# Do this:
Return the listing word for word, as given.

# Listed entries:
····················
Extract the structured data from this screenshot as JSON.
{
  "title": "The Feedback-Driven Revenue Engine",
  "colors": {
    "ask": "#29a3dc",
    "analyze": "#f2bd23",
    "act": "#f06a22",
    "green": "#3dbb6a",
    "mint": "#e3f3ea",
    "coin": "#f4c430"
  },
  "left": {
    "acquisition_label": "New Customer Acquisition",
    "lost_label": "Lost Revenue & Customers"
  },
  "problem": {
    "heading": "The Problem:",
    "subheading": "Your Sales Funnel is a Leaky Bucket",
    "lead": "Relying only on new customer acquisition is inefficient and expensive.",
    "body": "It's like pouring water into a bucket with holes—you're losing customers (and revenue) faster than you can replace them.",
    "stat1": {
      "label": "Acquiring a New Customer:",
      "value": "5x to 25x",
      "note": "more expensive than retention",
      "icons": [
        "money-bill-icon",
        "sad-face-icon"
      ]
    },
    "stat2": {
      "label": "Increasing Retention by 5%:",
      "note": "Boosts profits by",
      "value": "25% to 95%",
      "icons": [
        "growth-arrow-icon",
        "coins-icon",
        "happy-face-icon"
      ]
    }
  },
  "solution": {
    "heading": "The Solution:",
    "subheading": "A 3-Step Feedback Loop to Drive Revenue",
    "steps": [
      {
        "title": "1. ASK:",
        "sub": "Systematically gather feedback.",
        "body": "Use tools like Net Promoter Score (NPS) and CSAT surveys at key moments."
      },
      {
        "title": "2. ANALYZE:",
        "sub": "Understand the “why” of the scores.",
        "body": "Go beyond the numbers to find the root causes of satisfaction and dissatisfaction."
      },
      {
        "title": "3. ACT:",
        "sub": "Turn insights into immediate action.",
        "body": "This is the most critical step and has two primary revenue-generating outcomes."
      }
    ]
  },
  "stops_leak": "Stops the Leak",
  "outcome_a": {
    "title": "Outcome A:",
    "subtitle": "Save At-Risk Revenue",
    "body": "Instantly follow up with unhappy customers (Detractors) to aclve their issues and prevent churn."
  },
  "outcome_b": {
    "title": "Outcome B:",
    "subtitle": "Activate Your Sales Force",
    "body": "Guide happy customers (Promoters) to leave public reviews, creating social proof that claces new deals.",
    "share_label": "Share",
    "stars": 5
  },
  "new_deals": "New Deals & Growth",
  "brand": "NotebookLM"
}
····················
# Task output:
Extract the structured data from this screenshot as JSON.
{
  "title": "The Feedback-Driven Revenue Engine",
  "colors": {
    "ask": "#29a3dc",
    "analyze": "#f2bd23",
    "act": "#f06a22",
    "green": "#3dbb6a",
    "mint": "#e3f3ea",
    "coin": "#f4c430"
  },
  "left": {
    "acquisition_label": "New Customer Acquisition",
    "lost_label": "Lost Revenue & Customers"
  },
  "problem": {
    "heading": "The Problem:",
    "subheading": "Your Sales Funnel is a Leaky Bucket",
    "lead": "Relying only on new customer acquisition is inefficient and expensive.",
    "body": "It's like pouring water into a bucket with holes—you're losing customers (and revenue) faster than you can replace them.",
    "stat1": {
      "label": "Acquiring a New Customer:",
      "value": "5x to 25x",
      "note": "more expensive than retention",
      "icons": [
        "money-bill-icon",
        "sad-face-icon"
      ]
    },
    "stat2": {
      "label": "Increasing Retention by 5%:",
      "note": "Boosts profits by",
      "value": "25% to 95%",
      "icons": [
        "growth-arrow-icon",
        "coins-icon",
        "happy-face-icon"
      ]
    }
  },
  "solution": {
    "heading": "The Solution:",
    "subheading": "A 3-Step Feedback Loop to Drive Revenue",
    "steps": [
      {
        "title": "1. ASK:",
        "sub": "Systematically gather feedback.",
        "body": "Use tools like Net Promoter Score (NPS) and CSAT surveys at key moments."
      },
      {
        "title": "2. ANALYZE:",
        "sub": "Understand the “why” of the scores.",
        "body": "Go beyond the numbers to find the root causes of satisfaction and dissatisfaction."
      },
      {
        "title": "3. ACT:",
        "sub": "Turn insights into immediate action.",
        "body": "This is the most critical step and has two primary revenue-generating outcomes."
      }
    ]
  },
  "stops_leak": "Stops the Leak",
  "outcome_a": {
    "title": "Outcome A:",
    "subtitle": "Save At-Risk Revenue",
    "body": "Instantly follow up with unhappy customers (Detractors) to aclve their issues and prevent churn."
  },
  "outcome_b": {
    "title": "Outcome B:",
    "subtitle": "Activate Your Sales Force",
    "body": "Guide happy customers (Promoters) to leave public reviews, creating social proof that claces new deals.",
    "share_label": "Share",
    "stars": 5
  },
  "new_deals": "New Deals & Growth",
  "brand": "NotebookLM"
}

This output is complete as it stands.